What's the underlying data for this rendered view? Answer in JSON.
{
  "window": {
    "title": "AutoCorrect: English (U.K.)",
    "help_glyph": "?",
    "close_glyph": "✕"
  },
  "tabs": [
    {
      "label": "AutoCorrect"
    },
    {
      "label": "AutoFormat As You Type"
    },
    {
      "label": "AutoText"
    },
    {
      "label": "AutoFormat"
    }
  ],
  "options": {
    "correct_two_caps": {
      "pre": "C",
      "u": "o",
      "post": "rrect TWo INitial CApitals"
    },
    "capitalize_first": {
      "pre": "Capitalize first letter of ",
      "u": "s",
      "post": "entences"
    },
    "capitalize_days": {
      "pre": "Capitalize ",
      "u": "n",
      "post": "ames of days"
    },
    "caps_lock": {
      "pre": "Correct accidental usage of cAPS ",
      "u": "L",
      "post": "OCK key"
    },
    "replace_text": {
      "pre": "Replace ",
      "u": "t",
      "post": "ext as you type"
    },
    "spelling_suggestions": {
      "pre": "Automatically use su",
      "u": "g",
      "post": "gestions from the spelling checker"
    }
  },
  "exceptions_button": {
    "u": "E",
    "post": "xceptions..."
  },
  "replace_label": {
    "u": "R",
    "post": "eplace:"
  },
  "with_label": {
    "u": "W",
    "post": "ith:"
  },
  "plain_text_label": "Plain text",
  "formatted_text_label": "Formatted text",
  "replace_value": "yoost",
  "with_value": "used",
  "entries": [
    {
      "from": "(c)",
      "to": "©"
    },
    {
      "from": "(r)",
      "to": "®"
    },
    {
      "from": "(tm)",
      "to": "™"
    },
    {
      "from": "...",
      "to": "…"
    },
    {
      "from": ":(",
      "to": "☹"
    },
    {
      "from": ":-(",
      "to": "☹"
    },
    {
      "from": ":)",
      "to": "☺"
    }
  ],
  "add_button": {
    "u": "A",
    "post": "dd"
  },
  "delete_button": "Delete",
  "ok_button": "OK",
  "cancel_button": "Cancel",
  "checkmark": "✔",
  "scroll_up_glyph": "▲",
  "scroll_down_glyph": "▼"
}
=====
→ **GIVEN PROBLEM**:
Each line of the listing should be copied exactly.

→ **EXPECTED ANSWER**:
What's the underlying data for this rendered view? Answer in JSON.
{
  "window": {
    "title": "AutoCorrect: English (U.K.)",
    "help_glyph": "?",
    "close_glyph": "✕"
  },
  "tabs": [
    {
      "label": "AutoCorrect"
    },
    {
      "label": "AutoFormat As You Type"
    },
    {
      "label": "AutoText"
    },
    {
      "label": "AutoFormat"
    }
  ],
  "options": {
    "correct_two_caps": {
      "pre": "C",
      "u": "o",
      "post": "rrect TWo INitial CApitals"
    },
    "capitalize_first": {
      "pre": "Capitalize first letter of ",
      "u": "s",
      "post": "entences"
    },
    "capitalize_days": {
      "pre": "Capitalize ",
      "u": "n",
      "post": "ames of days"
    },
    "caps_lock": {
      "pre": "Correct accidental usage of cAPS ",
      "u": "L",
      "post": "OCK key"
    },
    "replace_text": {
      "pre": "Replace ",
      "u": "t",
      "post": "ext as you type"
    },
    "spelling_suggestions": {
      "pre": "Automatically use su",
      "u": "g",
      "post": "gestions from the spelling checker"
    }
  },
  "exceptions_button": {
    "u": "E",
    "post": "xceptions..."
  },
  "replace_label": {
    "u": "R",
    "post": "eplace:"
  },
  "with_label": {
    "u": "W",
    "post": "ith:"
  },
  "plain_text_label": "Plain text",
  "formatted_text_label": "Formatted text",
  "replace_value": "yoost",
  "with_value": "used",
  "entries": [
    {
      "from": "(c)",
      "to": "©"
    },
    {
      "from": "(r)",
      "to": "®"
    },
    {
      "from": "(tm)",
      "to": "™"
    },
    {
      "from": "...",
      "to": "…"
    },
    {
      "from": ":(",
      "to": "☹"
    },
    {
      "from": ":-(",
      "to": "☹"
    },
    {
      "from": ":)",
      "to": "☺"
    }
  ],
  "add_button": {
    "u": "A",
    "post": "dd"
  },
  "delete_button": "Delete",
  "ok_button": "OK",
  "cancel_button": "Cancel",
  "checkmark": "✔",
  "scroll_up_glyph": "▲",
  "scroll_down_glyph": "▼"
}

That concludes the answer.